__Data__.

((

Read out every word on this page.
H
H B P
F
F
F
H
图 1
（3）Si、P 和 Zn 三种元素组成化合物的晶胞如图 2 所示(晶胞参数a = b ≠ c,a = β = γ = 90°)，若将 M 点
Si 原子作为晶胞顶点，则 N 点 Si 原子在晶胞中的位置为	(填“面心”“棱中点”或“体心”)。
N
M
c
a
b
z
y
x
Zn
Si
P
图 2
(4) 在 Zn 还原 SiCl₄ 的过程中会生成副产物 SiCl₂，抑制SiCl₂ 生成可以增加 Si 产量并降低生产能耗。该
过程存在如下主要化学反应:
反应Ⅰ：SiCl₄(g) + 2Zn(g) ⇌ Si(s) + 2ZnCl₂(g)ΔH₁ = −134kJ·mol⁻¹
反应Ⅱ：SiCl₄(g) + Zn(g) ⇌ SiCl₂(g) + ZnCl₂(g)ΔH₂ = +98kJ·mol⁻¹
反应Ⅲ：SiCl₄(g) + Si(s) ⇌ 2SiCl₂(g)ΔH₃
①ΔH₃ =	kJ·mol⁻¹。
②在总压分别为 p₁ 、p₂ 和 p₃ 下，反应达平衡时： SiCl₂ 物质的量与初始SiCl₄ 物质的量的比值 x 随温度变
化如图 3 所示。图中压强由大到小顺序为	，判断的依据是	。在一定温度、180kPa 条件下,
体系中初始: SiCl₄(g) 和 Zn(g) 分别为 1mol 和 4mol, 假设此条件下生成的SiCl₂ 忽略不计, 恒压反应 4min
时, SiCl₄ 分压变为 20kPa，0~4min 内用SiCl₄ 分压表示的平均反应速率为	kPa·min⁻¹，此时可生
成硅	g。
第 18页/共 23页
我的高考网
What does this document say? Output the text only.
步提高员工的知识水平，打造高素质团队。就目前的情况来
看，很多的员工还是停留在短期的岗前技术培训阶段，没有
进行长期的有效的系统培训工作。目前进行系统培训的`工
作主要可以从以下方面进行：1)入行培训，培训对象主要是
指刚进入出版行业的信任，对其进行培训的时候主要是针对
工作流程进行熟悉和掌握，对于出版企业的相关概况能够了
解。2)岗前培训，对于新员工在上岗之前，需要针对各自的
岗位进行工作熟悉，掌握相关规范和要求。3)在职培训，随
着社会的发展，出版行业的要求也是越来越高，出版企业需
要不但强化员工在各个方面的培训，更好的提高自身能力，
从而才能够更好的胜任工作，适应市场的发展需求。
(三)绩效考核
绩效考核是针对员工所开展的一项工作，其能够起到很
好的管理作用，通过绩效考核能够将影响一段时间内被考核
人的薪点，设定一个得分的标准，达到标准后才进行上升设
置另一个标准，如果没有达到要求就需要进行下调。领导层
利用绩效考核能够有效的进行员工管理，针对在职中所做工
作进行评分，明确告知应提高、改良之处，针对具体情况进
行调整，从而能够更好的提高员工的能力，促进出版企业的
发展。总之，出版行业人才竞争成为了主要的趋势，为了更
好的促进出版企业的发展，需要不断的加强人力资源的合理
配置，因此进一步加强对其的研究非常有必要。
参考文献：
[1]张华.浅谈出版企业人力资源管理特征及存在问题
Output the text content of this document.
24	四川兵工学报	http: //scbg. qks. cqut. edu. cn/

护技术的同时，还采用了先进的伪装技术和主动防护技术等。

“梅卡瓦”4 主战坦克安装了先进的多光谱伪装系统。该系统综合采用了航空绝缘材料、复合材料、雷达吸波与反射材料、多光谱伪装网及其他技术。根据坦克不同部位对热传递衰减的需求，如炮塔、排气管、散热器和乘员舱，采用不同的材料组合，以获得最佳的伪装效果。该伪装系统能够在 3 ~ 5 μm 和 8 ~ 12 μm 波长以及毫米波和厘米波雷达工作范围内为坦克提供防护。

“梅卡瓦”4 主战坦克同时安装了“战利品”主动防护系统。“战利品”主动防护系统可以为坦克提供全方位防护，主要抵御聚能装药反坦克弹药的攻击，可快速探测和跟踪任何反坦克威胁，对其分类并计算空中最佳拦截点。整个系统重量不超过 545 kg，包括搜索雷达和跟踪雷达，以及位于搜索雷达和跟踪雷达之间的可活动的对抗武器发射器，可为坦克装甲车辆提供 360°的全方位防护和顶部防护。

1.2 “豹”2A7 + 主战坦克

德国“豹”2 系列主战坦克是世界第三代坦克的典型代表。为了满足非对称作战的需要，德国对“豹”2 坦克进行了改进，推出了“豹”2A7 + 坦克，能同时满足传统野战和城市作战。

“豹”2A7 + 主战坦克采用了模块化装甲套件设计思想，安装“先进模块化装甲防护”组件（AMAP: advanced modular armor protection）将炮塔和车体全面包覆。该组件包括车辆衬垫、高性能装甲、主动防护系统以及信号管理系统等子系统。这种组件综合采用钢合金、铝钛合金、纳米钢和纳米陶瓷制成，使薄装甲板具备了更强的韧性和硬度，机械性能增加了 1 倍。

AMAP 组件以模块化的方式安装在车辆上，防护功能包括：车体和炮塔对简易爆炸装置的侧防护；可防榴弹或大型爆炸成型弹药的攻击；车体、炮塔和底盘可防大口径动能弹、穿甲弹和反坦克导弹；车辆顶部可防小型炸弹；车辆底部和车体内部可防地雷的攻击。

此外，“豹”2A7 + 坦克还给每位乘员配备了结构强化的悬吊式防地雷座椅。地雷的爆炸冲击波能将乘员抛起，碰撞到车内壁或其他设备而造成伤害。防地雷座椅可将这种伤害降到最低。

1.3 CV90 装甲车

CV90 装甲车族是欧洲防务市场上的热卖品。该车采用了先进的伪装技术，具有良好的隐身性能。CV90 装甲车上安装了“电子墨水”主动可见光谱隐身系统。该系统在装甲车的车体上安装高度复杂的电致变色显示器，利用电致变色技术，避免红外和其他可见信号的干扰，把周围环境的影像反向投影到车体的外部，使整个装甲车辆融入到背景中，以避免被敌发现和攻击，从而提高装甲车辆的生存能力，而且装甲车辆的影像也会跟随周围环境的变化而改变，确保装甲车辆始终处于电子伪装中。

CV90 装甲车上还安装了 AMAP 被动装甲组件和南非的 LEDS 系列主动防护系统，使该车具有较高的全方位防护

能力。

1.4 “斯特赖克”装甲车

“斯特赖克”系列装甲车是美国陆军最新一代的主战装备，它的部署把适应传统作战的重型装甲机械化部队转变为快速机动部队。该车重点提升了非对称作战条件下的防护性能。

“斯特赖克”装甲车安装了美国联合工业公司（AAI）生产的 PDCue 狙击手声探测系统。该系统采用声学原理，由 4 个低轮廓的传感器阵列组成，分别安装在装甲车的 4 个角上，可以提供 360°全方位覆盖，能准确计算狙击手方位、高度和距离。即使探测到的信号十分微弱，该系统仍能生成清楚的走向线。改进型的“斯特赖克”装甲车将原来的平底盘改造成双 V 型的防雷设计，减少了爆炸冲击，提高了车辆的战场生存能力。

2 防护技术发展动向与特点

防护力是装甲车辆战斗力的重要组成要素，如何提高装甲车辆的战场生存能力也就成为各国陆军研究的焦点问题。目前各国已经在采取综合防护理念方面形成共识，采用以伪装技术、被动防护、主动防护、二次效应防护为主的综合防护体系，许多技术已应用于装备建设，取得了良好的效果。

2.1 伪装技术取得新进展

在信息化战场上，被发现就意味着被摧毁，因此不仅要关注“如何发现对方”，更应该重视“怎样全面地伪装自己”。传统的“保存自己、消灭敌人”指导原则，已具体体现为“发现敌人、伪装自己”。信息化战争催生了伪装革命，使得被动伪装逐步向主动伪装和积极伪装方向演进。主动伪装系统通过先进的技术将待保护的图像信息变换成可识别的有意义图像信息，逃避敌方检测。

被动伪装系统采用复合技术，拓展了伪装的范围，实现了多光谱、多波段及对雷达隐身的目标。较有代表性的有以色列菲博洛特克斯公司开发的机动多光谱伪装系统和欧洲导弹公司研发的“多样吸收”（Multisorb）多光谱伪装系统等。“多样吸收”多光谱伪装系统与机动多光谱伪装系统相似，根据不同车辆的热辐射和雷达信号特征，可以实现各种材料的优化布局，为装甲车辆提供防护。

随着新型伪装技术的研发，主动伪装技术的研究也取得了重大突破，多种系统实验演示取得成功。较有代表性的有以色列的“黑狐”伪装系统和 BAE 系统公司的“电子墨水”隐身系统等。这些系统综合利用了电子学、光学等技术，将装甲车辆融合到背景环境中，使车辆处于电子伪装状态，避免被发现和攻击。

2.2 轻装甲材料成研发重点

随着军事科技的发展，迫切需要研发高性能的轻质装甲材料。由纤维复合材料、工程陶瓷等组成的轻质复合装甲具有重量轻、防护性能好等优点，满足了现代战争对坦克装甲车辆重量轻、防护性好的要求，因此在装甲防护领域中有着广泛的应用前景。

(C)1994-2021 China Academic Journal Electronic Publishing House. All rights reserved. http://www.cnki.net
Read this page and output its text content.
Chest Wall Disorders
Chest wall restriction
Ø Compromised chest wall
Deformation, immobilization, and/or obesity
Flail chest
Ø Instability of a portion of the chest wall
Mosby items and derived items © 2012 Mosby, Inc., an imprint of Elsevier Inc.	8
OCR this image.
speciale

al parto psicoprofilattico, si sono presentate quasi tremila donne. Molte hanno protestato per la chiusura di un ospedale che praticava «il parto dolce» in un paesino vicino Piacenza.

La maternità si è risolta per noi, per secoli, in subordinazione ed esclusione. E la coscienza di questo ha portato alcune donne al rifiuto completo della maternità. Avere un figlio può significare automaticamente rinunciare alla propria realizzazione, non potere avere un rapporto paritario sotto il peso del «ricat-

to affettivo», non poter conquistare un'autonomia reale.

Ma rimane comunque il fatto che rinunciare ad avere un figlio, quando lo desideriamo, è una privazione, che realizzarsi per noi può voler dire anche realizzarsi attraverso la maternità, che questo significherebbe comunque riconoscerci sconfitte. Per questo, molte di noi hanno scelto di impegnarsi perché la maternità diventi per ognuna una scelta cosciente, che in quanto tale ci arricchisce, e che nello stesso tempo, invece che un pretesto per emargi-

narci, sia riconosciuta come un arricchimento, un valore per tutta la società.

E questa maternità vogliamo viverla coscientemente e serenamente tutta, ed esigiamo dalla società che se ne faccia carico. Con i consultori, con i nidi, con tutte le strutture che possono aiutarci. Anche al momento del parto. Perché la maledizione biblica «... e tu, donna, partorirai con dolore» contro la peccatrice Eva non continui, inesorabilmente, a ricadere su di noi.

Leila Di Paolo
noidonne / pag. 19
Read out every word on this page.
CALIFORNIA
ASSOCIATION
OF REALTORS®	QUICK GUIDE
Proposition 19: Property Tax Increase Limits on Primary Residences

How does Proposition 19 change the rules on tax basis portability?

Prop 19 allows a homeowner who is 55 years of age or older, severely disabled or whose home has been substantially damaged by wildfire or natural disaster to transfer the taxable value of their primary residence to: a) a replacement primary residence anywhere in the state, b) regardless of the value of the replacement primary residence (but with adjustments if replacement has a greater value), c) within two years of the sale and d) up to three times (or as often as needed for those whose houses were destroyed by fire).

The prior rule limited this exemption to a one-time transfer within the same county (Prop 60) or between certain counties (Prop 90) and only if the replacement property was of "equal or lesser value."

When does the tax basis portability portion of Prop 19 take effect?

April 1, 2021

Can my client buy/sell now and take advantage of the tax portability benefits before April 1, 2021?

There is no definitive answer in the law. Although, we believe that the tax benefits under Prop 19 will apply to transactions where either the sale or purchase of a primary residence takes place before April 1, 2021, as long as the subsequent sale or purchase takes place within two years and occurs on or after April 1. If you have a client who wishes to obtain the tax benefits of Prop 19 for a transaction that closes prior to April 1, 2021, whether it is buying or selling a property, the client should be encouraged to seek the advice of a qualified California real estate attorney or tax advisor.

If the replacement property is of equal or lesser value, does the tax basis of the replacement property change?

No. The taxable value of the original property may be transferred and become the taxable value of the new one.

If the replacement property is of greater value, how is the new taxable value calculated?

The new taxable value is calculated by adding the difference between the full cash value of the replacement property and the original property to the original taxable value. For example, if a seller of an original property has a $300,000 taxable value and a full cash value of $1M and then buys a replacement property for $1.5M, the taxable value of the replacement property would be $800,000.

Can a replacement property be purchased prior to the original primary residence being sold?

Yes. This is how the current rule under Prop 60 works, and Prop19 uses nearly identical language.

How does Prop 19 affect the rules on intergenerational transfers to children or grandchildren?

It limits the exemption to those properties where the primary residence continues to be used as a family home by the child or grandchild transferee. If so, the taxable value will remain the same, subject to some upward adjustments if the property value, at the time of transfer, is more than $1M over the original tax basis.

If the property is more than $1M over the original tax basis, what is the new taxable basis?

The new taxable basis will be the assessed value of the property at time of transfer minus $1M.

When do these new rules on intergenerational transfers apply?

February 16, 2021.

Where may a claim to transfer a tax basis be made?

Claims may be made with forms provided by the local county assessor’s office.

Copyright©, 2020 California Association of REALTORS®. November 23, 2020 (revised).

))

__Written exercise__.
Search the entries for the word "taxable" and pick out every line that holds it.

__Result below__.
Prop 19 allows a homeowner who is 55 years of age or older, severely disabled or whose home has been substantially damaged by wildfire or natural disaster to transfer the taxable value of their primary residence to: a) a replacement primary residence anywhere in the state, b) regardless of the value of the replacement primary residence (but with adjustments if replacement has a greater value), c) within two years of the sale and d) up to three times (or as often as needed for those whose houses were destroyed by fire).
No. The taxable value of the original property may be transferred and become the taxable value of the new one.
If the replacement property is of greater value, how is the new taxable value calculated?
The new taxable value is calculated by adding the difference between the full cash value of the replacement property and the original property to the original taxable value. For example, if a seller of an original property has a $300,000 taxable value and a full cash value of $1M and then buys a replacement property for $1.5M, the taxable value of the replacement property would be $800,000.
It limits the exemption to those properties where the primary residence continues to be used as a family home by the child or grandchild transferee. If so, the taxable value will remain the same, subject to some upward adjustments if the property value, at the time of transfer, is more than $1M over the original tax basis.
If the property is more than $1M over the original tax basis, what is the new taxable basis?
The new taxable basis will be the assessed value of the property at time of transfer minus $1M.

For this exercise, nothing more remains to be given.